Records from a data collection:
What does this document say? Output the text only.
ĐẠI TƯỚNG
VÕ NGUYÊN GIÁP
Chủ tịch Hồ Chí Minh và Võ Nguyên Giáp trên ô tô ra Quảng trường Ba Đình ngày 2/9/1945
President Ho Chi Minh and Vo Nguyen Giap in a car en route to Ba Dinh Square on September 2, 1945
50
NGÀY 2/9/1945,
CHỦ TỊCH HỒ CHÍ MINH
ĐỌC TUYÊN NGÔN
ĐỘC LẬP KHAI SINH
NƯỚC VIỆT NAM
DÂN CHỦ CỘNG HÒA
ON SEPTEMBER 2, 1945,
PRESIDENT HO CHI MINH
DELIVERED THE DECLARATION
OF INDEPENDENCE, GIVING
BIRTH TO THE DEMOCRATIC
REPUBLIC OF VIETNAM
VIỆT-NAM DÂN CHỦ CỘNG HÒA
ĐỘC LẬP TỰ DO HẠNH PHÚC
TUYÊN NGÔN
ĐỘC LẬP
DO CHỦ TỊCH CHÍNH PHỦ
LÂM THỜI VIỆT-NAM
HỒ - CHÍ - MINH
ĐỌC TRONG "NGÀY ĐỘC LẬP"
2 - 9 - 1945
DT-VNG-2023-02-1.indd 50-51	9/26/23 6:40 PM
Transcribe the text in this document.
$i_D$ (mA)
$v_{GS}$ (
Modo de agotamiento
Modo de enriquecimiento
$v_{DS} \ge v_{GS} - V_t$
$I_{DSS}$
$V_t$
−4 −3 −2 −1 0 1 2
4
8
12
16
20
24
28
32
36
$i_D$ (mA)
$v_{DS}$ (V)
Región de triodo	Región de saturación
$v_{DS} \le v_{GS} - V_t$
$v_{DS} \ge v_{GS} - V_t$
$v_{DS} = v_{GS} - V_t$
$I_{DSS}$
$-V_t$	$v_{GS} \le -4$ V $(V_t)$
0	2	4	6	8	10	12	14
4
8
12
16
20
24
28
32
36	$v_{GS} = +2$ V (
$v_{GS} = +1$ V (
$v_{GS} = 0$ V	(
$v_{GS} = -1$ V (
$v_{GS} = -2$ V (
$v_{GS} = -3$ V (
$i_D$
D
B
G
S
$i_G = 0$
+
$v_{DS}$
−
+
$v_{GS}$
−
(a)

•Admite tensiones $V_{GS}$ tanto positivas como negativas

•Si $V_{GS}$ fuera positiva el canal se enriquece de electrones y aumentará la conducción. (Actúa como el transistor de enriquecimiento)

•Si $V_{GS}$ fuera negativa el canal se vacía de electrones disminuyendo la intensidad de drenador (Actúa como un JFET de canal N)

▶ _Goal_: Take the lines above and retype all of them exactly.

▶ _Final result_:
What does this document say? Output the text only.
ĐẠI TƯỚNG
VÕ NGUYÊN GIÁP
Chủ tịch Hồ Chí Minh và Võ Nguyên Giáp trên ô tô ra Quảng trường Ba Đình ngày 2/9/1945
President Ho Chi Minh and Vo Nguyen Giap in a car en route to Ba Dinh Square on September 2, 1945
50
NGÀY 2/9/1945,
CHỦ TỊCH HỒ CHÍ MINH
ĐỌC TUYÊN NGÔN
ĐỘC LẬP KHAI SINH
NƯỚC VIỆT NAM
DÂN CHỦ CỘNG HÒA
ON SEPTEMBER 2, 1945,
PRESIDENT HO CHI MINH
DELIVERED THE DECLARATION
OF INDEPENDENCE, GIVING
BIRTH TO THE DEMOCRATIC
REPUBLIC OF VIETNAM
VIỆT-NAM DÂN CHỦ CỘNG HÒA
ĐỘC LẬP TỰ DO HẠNH PHÚC
TUYÊN NGÔN
ĐỘC LẬP
DO CHỦ TỊCH CHÍNH PHỦ
LÂM THỜI VIỆT-NAM
HỒ - CHÍ - MINH
ĐỌC TRONG "NGÀY ĐỘC LẬP"
2 - 9 - 1945
DT-VNG-2023-02-1.indd 50-51	9/26/23 6:40 PM
Transcribe the text in this document.
$i_D$ (mA)
$v_{GS}$ (
Modo de agotamiento
Modo de enriquecimiento
$v_{DS} \ge v_{GS} - V_t$
$I_{DSS}$
$V_t$
−4 −3 −2 −1 0 1 2
4
8
12
16
20
24
28
32
36
$i_D$ (mA)
$v_{DS}$ (V)
Región de triodo	Región de saturación
$v_{DS} \le v_{GS} - V_t$
$v_{DS} \ge v_{GS} - V_t$
$v_{DS} = v_{GS} - V_t$
$I_{DSS}$
$-V_t$	$v_{GS} \le -4$ V $(V_t)$
0	2	4	6	8	10	12	14
4
8
12
16
20
24
28
32
36	$v_{GS} = +2$ V (
$v_{GS} = +1$ V (
$v_{GS} = 0$ V	(
$v_{GS} = -1$ V (
$v_{GS} = -2$ V (
$v_{GS} = -3$ V (
$i_D$
D
B
G
S
$i_G = 0$
+
$v_{DS}$
−
+
$v_{GS}$
−
(a)

•Admite tensiones $V_{GS}$ tanto positivas como negativas

•Si $V_{GS}$ fuera positiva el canal se enriquece de electrones y aumentará la conducción. (Actúa como el transistor de enriquecimiento)

•Si $V_{GS}$ fuera negativa el canal se vacía de electrones disminuyendo la intensidad de drenador (Actúa como un JFET de canal N)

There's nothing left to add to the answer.